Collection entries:
^^^^^^^^^^^^^^^^

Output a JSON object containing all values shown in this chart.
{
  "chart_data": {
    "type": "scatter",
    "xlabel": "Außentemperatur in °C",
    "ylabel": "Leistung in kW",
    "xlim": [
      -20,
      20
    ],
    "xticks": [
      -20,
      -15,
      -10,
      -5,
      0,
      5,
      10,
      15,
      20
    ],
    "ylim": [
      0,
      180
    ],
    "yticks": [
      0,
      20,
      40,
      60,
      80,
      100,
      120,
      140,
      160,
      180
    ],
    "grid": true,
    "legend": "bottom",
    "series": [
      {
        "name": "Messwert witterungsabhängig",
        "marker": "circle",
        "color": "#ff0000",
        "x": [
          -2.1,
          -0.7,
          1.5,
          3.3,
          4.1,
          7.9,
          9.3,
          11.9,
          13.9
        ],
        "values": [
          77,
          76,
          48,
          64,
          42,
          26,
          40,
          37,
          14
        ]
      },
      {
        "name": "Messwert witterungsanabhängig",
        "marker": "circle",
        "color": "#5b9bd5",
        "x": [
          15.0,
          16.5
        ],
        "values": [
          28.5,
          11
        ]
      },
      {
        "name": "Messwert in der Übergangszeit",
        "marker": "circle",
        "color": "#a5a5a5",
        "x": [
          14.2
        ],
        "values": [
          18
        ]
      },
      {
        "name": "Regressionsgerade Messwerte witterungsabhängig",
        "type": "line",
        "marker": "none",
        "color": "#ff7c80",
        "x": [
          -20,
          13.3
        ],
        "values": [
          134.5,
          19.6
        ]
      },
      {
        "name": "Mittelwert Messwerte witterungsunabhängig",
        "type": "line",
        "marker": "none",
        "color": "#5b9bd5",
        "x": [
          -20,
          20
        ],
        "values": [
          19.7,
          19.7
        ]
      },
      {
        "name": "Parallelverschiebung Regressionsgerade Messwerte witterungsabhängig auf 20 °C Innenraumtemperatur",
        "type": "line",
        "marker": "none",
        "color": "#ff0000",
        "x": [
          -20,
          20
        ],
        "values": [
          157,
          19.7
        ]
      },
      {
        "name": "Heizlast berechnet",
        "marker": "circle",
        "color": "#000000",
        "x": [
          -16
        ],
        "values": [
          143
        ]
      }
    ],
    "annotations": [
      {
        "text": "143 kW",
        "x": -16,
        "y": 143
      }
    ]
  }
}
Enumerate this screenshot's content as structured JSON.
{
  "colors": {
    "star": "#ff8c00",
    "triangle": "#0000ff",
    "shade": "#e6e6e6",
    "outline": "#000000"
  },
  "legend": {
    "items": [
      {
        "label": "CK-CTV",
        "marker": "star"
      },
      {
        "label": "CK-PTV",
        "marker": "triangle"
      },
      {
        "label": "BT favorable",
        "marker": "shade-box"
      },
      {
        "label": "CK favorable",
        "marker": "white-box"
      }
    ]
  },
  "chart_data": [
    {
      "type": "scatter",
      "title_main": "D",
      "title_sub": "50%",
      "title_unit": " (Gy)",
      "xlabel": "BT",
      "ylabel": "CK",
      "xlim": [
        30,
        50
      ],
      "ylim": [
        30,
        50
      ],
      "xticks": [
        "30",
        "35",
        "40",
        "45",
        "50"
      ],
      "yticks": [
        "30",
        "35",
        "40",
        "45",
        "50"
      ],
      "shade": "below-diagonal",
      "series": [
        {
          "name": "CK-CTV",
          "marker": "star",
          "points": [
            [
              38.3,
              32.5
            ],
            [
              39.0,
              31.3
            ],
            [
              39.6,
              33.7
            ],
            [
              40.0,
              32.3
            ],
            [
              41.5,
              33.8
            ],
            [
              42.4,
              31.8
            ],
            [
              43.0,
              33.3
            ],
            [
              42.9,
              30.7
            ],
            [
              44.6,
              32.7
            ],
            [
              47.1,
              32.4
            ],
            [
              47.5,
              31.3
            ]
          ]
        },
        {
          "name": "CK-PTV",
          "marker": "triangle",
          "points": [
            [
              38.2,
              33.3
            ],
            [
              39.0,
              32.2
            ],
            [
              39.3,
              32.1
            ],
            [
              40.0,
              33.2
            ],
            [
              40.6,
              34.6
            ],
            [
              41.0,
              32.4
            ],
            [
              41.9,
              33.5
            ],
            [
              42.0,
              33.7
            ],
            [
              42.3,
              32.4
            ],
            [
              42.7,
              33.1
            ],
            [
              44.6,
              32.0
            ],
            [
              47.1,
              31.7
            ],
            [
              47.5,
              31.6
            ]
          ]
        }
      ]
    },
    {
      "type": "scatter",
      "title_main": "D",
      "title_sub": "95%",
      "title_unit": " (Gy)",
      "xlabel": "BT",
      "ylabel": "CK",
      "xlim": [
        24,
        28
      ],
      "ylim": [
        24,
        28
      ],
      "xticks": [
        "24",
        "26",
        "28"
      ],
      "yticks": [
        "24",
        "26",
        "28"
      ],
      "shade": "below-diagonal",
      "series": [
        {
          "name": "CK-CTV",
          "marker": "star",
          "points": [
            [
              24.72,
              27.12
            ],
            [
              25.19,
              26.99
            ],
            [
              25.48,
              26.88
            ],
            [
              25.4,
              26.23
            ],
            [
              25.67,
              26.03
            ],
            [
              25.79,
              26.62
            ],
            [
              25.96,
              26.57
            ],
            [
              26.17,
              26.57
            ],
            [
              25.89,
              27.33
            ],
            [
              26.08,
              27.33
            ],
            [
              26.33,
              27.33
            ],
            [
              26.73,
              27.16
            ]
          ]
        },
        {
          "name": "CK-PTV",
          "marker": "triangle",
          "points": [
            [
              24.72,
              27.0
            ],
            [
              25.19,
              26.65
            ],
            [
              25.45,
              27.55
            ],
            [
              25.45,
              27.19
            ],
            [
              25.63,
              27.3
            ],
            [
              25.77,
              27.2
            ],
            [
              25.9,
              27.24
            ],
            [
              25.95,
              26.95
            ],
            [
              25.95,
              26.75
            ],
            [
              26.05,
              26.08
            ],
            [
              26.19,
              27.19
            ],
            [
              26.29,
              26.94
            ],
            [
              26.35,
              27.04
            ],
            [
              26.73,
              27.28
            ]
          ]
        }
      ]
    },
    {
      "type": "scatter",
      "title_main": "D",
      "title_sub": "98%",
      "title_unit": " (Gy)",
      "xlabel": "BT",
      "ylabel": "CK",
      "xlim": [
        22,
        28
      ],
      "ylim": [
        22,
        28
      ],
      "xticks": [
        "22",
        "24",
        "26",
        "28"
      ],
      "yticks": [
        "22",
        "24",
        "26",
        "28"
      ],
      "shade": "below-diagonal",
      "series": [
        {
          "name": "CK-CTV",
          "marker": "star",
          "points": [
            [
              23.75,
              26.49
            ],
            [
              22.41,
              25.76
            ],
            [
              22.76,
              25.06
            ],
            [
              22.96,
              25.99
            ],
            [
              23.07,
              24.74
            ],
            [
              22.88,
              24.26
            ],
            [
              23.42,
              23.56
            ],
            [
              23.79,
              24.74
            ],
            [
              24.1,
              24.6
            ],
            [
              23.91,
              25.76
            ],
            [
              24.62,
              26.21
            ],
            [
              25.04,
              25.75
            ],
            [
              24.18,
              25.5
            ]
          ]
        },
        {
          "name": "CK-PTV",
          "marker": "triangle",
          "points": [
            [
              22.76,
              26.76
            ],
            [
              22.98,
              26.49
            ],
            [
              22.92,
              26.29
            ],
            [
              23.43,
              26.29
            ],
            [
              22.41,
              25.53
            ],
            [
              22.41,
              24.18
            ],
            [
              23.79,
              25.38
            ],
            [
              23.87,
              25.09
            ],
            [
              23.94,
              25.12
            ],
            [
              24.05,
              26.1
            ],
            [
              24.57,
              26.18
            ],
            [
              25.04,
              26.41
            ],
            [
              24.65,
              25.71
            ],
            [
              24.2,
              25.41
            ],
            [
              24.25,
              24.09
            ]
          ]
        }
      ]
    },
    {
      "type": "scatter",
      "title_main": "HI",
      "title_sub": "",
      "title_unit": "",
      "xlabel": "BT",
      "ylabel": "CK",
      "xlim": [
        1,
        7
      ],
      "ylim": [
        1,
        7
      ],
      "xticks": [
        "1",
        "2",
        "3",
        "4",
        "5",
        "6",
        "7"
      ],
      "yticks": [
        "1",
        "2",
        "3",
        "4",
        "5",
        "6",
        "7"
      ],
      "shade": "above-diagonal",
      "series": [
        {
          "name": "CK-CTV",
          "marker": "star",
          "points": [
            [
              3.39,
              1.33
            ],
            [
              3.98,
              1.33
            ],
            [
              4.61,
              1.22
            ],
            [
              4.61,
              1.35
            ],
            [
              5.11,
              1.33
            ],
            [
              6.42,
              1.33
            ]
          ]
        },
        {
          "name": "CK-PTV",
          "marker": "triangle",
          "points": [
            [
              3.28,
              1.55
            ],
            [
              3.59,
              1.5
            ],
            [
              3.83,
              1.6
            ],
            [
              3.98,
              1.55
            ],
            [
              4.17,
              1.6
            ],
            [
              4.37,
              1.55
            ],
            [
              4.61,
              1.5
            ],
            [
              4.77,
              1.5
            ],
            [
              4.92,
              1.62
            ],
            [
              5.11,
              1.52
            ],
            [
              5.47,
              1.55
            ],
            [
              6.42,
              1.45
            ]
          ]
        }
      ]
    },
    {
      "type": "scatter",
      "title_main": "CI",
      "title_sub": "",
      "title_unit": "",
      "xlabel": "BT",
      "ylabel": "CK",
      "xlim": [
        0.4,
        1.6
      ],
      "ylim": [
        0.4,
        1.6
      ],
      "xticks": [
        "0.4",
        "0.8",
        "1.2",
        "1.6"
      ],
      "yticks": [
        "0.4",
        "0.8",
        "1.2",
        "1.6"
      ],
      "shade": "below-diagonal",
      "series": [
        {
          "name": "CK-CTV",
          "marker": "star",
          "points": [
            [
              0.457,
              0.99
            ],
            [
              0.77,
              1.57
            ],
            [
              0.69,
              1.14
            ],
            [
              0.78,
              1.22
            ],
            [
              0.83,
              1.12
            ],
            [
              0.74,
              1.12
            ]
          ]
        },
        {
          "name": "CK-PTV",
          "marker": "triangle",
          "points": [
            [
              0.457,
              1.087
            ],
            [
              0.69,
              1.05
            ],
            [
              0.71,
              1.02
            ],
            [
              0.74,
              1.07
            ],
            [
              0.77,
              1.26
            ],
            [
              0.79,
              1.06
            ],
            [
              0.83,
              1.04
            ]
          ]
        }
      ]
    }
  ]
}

^^^^^^^^^^^^^^^^

Check every line in the material above for the string "witterungsabhängig", then give only the number of lines that have it.

3